* _BRIEF_
Each entry below is to be extracted exactly.

***** PROVIDED RECORDS

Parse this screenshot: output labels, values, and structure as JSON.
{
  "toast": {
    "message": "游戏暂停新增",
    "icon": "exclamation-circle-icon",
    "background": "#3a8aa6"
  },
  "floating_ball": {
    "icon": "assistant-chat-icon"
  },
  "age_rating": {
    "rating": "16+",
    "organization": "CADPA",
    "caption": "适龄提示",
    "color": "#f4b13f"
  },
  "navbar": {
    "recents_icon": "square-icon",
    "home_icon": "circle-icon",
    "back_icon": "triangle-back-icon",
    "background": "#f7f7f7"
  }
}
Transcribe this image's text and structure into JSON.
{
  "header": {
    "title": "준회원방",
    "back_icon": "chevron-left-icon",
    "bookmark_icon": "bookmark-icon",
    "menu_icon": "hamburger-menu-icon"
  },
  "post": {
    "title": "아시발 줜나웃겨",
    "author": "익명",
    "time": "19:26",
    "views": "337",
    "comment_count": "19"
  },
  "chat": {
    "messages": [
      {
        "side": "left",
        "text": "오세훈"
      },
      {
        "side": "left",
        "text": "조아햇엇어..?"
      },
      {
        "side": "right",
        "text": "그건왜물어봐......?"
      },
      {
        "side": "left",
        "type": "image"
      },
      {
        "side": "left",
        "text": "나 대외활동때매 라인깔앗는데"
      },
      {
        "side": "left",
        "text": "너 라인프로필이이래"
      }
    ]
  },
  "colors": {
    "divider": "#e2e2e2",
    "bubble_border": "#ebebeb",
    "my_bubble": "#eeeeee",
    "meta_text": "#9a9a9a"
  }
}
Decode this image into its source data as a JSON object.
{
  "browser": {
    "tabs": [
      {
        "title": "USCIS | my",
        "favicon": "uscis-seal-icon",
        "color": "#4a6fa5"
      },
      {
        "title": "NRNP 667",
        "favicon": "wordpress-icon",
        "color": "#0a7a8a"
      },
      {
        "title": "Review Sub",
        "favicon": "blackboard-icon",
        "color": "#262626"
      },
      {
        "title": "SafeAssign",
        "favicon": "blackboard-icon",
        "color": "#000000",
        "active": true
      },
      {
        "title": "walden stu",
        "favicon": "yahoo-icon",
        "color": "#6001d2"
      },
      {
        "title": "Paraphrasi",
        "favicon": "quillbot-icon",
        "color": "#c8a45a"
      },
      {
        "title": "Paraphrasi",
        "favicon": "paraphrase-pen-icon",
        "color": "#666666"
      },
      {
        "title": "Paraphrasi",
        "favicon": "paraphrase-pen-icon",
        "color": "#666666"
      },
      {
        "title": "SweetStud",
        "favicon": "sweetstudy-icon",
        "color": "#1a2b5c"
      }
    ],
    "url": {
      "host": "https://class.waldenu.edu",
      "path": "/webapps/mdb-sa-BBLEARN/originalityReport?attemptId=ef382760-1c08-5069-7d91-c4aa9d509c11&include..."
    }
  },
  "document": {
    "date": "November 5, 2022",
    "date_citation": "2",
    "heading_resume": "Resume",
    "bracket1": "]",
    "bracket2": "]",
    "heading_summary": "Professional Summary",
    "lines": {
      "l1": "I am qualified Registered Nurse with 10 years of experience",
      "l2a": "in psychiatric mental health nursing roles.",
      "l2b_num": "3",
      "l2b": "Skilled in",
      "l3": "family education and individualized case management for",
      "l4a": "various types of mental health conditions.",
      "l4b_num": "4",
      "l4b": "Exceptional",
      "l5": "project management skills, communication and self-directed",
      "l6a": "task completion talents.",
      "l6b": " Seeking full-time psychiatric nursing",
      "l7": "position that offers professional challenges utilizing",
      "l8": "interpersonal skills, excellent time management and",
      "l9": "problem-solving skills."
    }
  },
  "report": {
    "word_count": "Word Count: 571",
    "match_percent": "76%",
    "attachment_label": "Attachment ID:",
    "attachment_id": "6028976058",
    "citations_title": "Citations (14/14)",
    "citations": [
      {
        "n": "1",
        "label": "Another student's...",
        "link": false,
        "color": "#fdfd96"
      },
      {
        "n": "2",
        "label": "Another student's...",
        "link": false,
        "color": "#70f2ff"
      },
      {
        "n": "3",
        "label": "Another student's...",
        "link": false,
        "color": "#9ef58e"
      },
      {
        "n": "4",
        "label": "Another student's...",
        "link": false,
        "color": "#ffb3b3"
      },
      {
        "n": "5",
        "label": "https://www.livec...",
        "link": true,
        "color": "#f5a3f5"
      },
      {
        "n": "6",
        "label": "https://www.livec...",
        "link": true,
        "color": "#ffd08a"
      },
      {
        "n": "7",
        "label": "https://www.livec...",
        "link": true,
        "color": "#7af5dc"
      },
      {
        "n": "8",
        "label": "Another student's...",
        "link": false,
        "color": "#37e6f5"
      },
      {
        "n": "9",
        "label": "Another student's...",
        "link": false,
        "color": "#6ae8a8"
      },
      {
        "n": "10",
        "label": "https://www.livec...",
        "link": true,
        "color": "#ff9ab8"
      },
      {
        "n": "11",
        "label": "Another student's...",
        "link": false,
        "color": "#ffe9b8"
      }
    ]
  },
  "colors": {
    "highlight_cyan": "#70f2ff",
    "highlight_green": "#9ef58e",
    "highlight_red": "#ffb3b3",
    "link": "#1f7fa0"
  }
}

**********

* _WRITTEN RESPONSE_
Parse this screenshot: output labels, values, and structure as JSON.
{
  "toast": {
    "message": "游戏暂停新增",
    "icon": "exclamation-circle-icon",
    "background": "#3a8aa6"
  },
  "floating_ball": {
    "icon": "assistant-chat-icon"
  },
  "age_rating": {
    "rating": "16+",
    "organization": "CADPA",
    "caption": "适龄提示",
    "color": "#f4b13f"
  },
  "navbar": {
    "recents_icon": "square-icon",
    "home_icon": "circle-icon",
    "back_icon": "triangle-back-icon",
    "background": "#f7f7f7"
  }
}
Transcribe this image's text and structure into JSON.
{
  "header": {
    "title": "준회원방",
    "back_icon": "chevron-left-icon",
    "bookmark_icon": "bookmark-icon",
    "menu_icon": "hamburger-menu-icon"
  },
  "post": {
    "title": "아시발 줜나웃겨",
    "author": "익명",
    "time": "19:26",
    "views": "337",
    "comment_count": "19"
  },
  "chat": {
    "messages": [
      {
        "side": "left",
        "text": "오세훈"
      },
      {
        "side": "left",
        "text": "조아햇엇어..?"
      },
      {
        "side": "right",
        "text": "그건왜물어봐......?"
      },
      {
        "side": "left",
        "type": "image"
      },
      {
        "side": "left",
        "text": "나 대외활동때매 라인깔앗는데"
      },
      {
        "side": "left",
        "text": "너 라인프로필이이래"
      }
    ]
  },
  "colors": {
    "divider": "#e2e2e2",
    "bubble_border": "#ebebeb",
    "my_bubble": "#eeeeee",
    "meta_text": "#9a9a9a"
  }
}
Decode this image into its source data as a JSON object.
{
  "browser": {
    "tabs": [
      {
        "title": "USCIS | my",
        "favicon": "uscis-seal-icon",
        "color": "#4a6fa5"
      },
      {
        "title": "NRNP 667",
        "favicon": "wordpress-icon",
        "color": "#0a7a8a"
      },
      {
        "title": "Review Sub",
        "favicon": "blackboard-icon",
        "color": "#262626"
      },
      {
        "title": "SafeAssign",
        "favicon": "blackboard-icon",
        "color": "#000000",
        "active": true
      },
      {
        "title": "walden stu",
        "favicon": "yahoo-icon",
        "color": "#6001d2"
      },
      {
        "title": "Paraphrasi",
        "favicon": "quillbot-icon",
        "color": "#c8a45a"
      },
      {
        "title": "Paraphrasi",
        "favicon": "paraphrase-pen-icon",
        "color": "#666666"
      },
      {
        "title": "Paraphrasi",
        "favicon": "paraphrase-pen-icon",
        "color": "#666666"
      },
      {
        "title": "SweetStud",
        "favicon": "sweetstudy-icon",
        "color": "#1a2b5c"
      }
    ],
    "url": {
      "host": "https://class.waldenu.edu",
      "path": "/webapps/mdb-sa-BBLEARN/originalityReport?attemptId=ef382760-1c08-5069-7d91-c4aa9d509c11&include..."
    }
  },
  "document": {
    "date": "November 5, 2022",
    "date_citation": "2",
    "heading_resume": "Resume",
    "bracket1": "]",
    "bracket2": "]",
    "heading_summary": "Professional Summary",
    "lines": {
      "l1": "I am qualified Registered Nurse with 10 years of experience",
      "l2a": "in psychiatric mental health nursing roles.",
      "l2b_num": "3",
      "l2b": "Skilled in",
      "l3": "family education and individualized case management for",
      "l4a": "various types of mental health conditions.",
      "l4b_num": "4",
      "l4b": "Exceptional",
      "l5": "project management skills, communication and self-directed",
      "l6a": "task completion talents.",
      "l6b": " Seeking full-time psychiatric nursing",
      "l7": "position that offers professional challenges utilizing",
      "l8": "interpersonal skills, excellent time management and",
      "l9": "problem-solving skills."
    }
  },
  "report": {
    "word_count": "Word Count: 571",
    "match_percent": "76%",
    "attachment_label": "Attachment ID:",
    "attachment_id": "6028976058",
    "citations_title": "Citations (14/14)",
    "citations": [
      {
        "n": "1",
        "label": "Another student's...",
        "link": false,
        "color": "#fdfd96"
      },
      {
        "n": "2",
        "label": "Another student's...",
        "link": false,
        "color": "#70f2ff"
      },
      {
        "n": "3",
        "label": "Another student's...",
        "link": false,
        "color": "#9ef58e"
      },
      {
        "n": "4",
        "label": "Another student's...",
        "link": false,
        "color": "#ffb3b3"
      },
      {
        "n": "5",
        "label": "https://www.livec...",
        "link": true,
        "color": "#f5a3f5"
      },
      {
        "n": "6",
        "label": "https://www.livec...",
        "link": true,
        "color": "#ffd08a"
      },
      {
        "n": "7",
        "label": "https://www.livec...",
        "link": true,
        "color": "#7af5dc"
      },
      {
        "n": "8",
        "label": "Another student's...",
        "link": false,
        "color": "#37e6f5"
      },
      {
        "n": "9",
        "label": "Another student's...",
        "link": false,
        "color": "#6ae8a8"
      },
      {
        "n": "10",
        "label": "https://www.livec...",
        "link": true,
        "color": "#ff9ab8"
      },
      {
        "n": "11",
        "label": "Another student's...",
        "link": false,
        "color": "#ffe9b8"
      }
    ]
  },
  "colors": {
    "highlight_cyan": "#70f2ff",
    "highlight_green": "#9ef58e",
    "highlight_red": "#ffb3b3",
    "link": "#1f7fa0"
  }
}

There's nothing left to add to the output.